--- BEGIN ---
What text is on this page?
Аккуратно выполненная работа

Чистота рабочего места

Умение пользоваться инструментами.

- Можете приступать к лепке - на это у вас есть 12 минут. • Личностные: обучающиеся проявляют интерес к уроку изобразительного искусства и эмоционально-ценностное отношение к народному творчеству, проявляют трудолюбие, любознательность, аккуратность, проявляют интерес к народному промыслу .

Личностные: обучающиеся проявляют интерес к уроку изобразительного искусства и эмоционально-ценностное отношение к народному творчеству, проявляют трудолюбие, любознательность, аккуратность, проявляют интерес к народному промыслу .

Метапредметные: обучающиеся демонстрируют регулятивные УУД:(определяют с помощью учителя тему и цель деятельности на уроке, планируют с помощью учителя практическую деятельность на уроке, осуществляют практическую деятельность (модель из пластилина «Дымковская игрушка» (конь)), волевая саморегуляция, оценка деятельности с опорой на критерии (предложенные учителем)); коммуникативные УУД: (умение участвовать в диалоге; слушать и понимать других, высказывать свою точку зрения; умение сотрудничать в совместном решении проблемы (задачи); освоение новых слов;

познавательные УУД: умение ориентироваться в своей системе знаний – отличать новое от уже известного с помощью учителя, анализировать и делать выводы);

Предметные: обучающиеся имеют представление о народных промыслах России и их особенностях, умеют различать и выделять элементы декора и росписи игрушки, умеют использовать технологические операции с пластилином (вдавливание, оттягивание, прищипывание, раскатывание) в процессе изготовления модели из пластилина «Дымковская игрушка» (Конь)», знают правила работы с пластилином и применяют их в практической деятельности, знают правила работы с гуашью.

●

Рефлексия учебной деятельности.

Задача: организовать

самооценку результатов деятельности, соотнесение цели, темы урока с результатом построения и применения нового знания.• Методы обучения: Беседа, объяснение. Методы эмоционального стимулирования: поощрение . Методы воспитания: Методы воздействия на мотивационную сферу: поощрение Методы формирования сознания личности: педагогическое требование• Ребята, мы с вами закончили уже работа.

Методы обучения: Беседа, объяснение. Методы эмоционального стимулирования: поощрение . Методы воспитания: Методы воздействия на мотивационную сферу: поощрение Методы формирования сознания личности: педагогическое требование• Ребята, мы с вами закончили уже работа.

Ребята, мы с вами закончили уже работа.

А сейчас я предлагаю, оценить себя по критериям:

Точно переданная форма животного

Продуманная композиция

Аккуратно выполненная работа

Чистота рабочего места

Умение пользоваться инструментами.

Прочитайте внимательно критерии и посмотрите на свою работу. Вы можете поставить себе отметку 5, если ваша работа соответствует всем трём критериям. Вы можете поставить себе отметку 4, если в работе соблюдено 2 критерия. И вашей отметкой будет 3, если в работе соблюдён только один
--- END ---
* **Problem to work on**
Extract lines where the string "эмоционального" occurs.

* **Worked answer**
самооценку результатов деятельности, соотнесение цели, темы урока с результатом построения и применения нового знания.• Методы обучения: Беседа, объяснение. Методы эмоционального стимулирования: поощрение . Методы воспитания: Методы воздействия на мотивационную сферу: поощрение Методы формирования сознания личности: педагогическое требование• Ребята, мы с вами закончили уже работа.
Методы обучения: Беседа, объяснение. Методы эмоционального стимулирования: поощрение . Методы воспитания: Методы воздействия на мотивационную сферу: поощрение Методы формирования сознания личности: педагогическое требование• Ребята, мы с вами закончили уже работа.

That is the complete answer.